REQUEST: Find every line with "screenshot" in it, then report how many there are and nothing more.

= = = = = = =

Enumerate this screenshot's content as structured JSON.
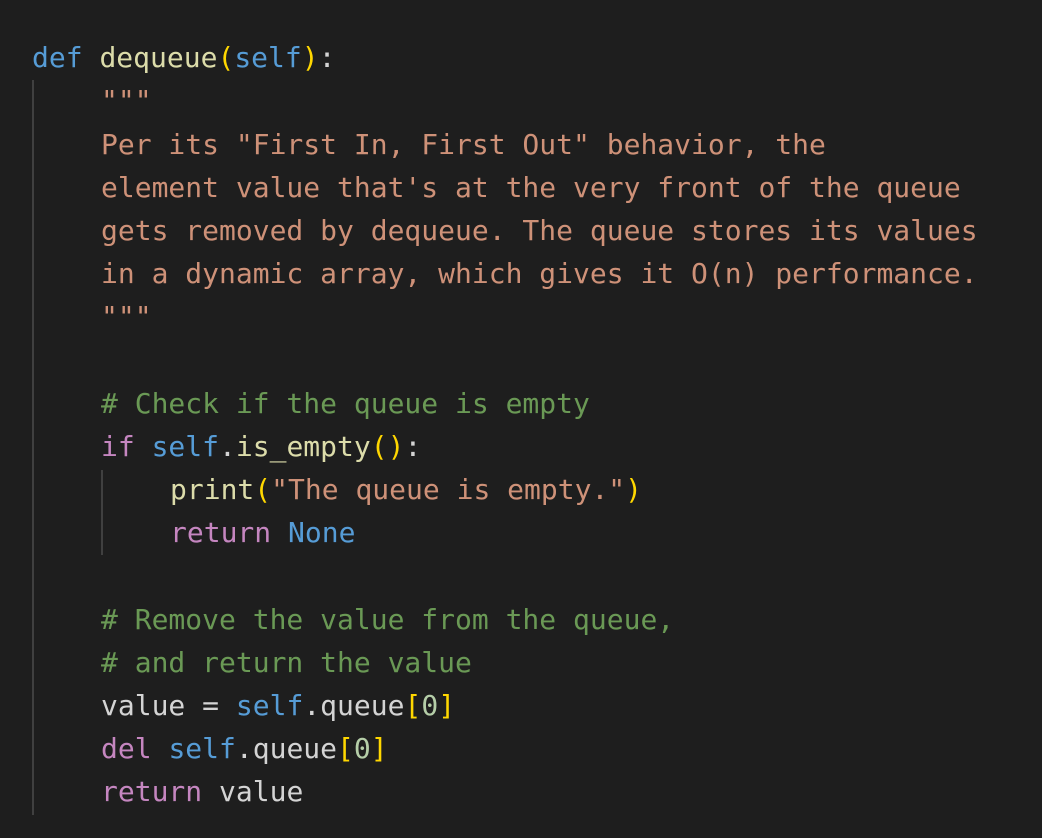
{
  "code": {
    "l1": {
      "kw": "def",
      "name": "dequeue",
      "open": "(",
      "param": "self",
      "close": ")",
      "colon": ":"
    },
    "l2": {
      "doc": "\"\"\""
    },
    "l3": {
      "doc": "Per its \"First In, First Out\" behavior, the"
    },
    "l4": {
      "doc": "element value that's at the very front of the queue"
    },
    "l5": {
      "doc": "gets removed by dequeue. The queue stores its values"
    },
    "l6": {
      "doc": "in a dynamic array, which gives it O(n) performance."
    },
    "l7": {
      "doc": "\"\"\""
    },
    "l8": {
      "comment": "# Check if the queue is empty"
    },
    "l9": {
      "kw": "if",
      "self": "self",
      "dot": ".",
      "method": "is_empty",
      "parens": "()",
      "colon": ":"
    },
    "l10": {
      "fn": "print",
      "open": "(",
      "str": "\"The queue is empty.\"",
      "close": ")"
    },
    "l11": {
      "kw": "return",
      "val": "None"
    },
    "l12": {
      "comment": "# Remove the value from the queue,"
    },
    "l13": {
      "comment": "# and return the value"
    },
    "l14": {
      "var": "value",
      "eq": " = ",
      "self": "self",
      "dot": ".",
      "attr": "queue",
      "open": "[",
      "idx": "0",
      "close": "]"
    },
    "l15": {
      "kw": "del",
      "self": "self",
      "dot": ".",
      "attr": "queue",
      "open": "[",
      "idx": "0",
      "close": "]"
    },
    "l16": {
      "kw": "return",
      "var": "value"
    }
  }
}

= = = = = = =

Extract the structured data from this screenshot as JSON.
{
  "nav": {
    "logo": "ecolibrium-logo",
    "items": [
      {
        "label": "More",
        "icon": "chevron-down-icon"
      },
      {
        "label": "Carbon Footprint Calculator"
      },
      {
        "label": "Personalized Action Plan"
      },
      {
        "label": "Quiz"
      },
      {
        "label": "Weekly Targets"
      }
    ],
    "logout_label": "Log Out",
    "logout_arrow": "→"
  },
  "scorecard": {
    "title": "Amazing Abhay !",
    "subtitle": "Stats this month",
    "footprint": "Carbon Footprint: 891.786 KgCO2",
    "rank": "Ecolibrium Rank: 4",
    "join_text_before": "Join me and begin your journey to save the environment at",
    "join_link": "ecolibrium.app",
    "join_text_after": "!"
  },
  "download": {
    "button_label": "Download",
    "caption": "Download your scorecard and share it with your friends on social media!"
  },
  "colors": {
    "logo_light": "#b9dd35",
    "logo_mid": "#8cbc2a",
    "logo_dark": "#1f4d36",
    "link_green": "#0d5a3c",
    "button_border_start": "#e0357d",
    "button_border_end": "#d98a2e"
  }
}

= = = = = = =

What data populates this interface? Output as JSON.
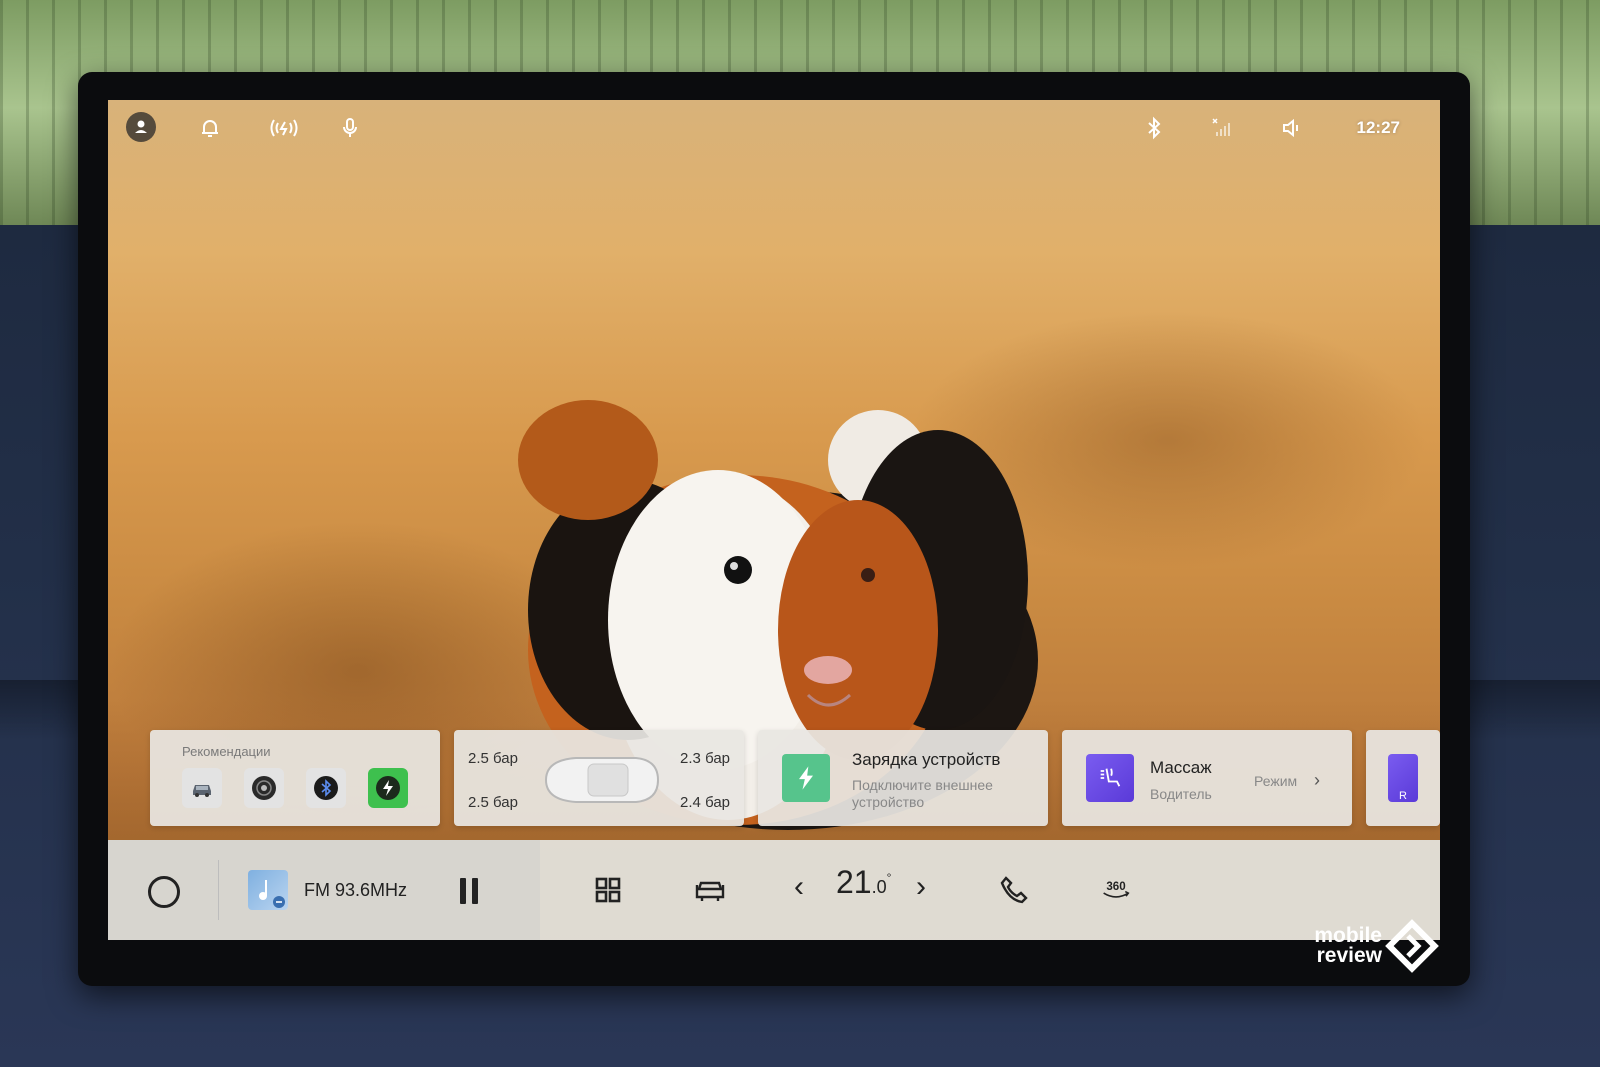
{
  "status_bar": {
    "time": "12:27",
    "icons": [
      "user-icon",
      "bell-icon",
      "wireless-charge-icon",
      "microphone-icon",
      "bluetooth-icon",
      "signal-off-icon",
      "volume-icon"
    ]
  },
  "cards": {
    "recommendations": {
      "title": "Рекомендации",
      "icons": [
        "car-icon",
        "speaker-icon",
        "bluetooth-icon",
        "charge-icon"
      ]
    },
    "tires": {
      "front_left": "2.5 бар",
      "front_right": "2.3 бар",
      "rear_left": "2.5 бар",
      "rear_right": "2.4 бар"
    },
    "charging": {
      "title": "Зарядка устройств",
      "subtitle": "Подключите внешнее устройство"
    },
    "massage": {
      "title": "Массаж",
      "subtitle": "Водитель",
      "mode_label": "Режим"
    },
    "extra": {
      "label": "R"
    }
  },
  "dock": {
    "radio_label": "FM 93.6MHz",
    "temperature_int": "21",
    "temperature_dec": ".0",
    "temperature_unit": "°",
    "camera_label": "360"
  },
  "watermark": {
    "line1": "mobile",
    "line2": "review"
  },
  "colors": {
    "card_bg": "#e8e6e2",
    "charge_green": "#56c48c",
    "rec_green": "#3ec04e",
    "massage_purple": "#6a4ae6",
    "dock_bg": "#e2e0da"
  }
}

= = = = = = =

EXPECTED ANSWER: 2